* [Instructions for the task] Select every line holding the word "title" and copy it.

* [Information given]
┌────────

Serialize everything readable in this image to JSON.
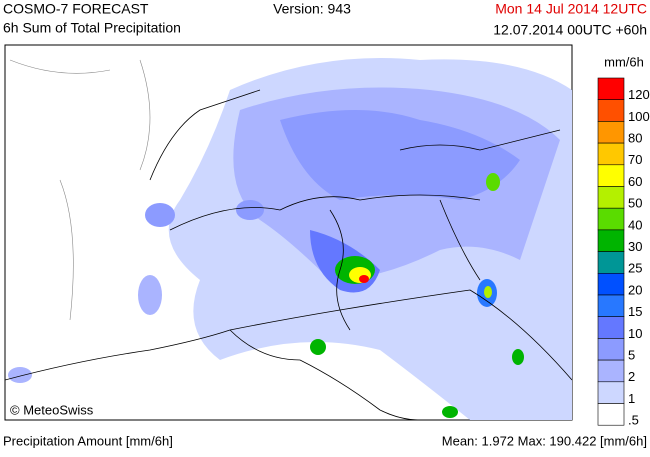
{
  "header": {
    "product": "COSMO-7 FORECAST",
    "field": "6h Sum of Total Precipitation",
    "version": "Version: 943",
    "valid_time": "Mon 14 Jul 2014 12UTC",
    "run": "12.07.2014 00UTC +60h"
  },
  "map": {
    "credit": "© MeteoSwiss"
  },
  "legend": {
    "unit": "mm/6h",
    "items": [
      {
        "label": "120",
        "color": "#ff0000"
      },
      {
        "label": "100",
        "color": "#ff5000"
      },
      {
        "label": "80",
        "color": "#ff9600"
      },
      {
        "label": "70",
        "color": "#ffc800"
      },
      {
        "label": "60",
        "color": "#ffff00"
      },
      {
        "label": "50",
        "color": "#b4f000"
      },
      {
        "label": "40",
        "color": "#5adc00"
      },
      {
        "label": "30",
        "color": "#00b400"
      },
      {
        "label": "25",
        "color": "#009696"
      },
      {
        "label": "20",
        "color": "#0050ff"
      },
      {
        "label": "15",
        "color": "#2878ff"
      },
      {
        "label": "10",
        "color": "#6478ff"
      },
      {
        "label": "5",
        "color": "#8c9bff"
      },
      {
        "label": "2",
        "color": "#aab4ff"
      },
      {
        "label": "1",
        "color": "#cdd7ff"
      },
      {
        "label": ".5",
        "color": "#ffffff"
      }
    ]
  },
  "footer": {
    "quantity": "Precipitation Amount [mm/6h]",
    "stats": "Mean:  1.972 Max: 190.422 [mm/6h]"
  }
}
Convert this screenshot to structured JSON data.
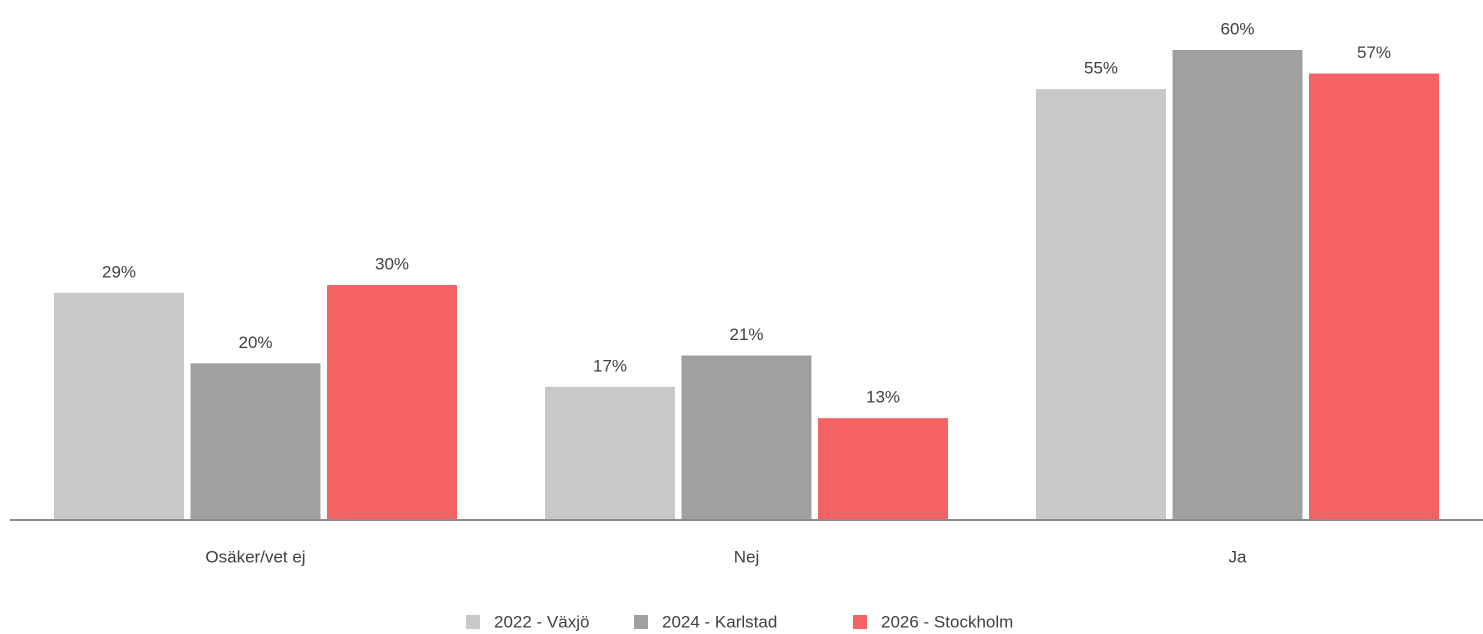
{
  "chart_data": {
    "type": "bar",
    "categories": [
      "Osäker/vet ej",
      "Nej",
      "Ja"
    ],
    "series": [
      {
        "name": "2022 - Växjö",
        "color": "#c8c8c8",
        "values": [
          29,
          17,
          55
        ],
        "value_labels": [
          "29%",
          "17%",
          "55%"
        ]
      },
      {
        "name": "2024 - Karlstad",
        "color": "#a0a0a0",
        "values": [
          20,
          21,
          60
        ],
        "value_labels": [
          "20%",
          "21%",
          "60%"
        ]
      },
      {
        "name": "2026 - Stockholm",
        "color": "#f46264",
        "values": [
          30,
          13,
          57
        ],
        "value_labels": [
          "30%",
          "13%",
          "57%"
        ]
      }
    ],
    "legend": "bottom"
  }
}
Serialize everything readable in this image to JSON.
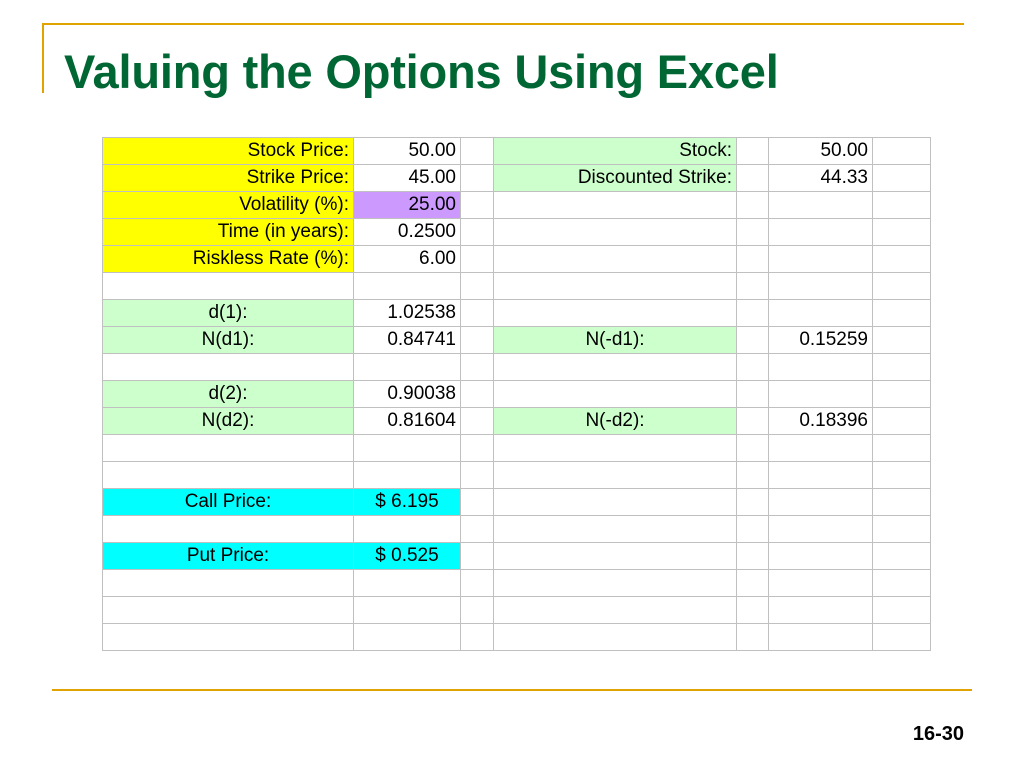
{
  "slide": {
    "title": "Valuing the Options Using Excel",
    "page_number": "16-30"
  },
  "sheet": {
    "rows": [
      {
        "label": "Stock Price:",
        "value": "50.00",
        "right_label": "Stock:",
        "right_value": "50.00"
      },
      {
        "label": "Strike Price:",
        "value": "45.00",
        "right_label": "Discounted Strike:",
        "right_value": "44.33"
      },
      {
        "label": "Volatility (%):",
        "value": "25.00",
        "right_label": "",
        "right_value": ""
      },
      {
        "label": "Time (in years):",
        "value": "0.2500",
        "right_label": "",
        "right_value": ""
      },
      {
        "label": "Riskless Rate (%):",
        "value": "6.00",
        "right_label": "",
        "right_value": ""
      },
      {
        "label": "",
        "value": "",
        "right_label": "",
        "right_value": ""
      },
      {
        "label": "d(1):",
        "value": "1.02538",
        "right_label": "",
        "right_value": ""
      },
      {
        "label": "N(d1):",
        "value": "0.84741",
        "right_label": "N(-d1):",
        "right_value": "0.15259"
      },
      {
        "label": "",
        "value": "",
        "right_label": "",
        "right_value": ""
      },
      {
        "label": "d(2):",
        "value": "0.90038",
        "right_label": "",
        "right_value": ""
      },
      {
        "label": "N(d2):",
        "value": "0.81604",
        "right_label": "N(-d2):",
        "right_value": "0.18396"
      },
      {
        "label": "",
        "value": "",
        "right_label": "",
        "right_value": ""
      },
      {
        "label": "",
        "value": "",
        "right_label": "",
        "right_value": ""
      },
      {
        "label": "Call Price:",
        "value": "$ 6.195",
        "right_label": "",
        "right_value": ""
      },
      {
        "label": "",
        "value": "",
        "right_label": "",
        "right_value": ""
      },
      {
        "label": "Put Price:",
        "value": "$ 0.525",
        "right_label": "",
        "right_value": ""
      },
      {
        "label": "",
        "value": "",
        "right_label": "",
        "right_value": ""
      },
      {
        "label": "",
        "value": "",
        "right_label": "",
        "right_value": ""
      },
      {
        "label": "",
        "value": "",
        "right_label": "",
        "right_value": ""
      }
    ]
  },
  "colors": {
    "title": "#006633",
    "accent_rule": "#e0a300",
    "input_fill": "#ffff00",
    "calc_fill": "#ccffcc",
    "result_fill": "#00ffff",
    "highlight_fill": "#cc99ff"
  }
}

└────────

* [Result for this task]
    "title": "Valuing the Options Using Excel",
    "title": "#006633",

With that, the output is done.